Task to complete » In the listing below, find every line containing "vspublishers" and copy it out.

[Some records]
------------------------
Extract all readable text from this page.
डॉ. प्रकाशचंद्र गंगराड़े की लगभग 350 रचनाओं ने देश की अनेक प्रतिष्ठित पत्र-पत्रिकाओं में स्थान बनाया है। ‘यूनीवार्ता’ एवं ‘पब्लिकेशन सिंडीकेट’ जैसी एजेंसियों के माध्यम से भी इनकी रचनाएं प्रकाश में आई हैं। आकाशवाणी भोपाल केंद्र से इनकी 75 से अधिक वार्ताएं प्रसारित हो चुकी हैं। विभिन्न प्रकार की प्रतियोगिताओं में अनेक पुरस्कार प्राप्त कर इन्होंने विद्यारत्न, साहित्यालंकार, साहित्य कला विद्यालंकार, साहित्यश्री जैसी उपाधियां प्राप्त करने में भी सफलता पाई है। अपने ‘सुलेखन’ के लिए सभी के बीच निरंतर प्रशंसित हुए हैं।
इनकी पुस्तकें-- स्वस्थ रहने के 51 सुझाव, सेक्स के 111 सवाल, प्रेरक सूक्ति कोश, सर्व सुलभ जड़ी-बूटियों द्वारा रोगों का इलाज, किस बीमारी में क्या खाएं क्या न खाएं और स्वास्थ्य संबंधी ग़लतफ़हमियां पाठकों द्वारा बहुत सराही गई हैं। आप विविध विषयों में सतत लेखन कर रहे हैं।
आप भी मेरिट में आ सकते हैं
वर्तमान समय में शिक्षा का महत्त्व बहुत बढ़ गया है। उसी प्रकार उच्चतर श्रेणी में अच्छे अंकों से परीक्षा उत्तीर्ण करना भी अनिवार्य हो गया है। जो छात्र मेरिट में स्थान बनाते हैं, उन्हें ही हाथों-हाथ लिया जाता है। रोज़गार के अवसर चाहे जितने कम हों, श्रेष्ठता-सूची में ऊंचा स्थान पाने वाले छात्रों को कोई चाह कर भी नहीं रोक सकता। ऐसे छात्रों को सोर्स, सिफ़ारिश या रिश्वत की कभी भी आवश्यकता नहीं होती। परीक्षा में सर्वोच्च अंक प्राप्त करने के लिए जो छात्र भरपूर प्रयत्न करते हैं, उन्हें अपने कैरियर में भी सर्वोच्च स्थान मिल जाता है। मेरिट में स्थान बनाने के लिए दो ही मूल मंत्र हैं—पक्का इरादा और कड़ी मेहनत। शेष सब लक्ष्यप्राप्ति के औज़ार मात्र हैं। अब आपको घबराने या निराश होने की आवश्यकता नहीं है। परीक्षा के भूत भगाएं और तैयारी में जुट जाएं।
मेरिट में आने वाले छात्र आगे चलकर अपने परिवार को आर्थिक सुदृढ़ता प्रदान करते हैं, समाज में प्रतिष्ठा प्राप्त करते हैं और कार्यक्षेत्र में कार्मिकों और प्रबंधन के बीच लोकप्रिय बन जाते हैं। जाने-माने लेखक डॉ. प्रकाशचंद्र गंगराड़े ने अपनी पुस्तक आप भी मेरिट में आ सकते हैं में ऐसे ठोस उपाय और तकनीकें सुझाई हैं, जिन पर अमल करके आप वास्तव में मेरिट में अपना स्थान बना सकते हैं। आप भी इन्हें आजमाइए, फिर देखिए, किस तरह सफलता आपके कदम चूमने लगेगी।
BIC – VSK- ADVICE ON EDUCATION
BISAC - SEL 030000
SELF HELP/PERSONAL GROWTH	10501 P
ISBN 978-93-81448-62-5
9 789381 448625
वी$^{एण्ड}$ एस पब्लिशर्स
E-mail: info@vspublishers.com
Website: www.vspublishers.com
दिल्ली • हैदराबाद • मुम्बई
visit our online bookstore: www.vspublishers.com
------------------------
Worked answer »
E-mail: info@vspublishers.com
Website: www.vspublishers.com
visit our online bookstore: www.vspublishers.com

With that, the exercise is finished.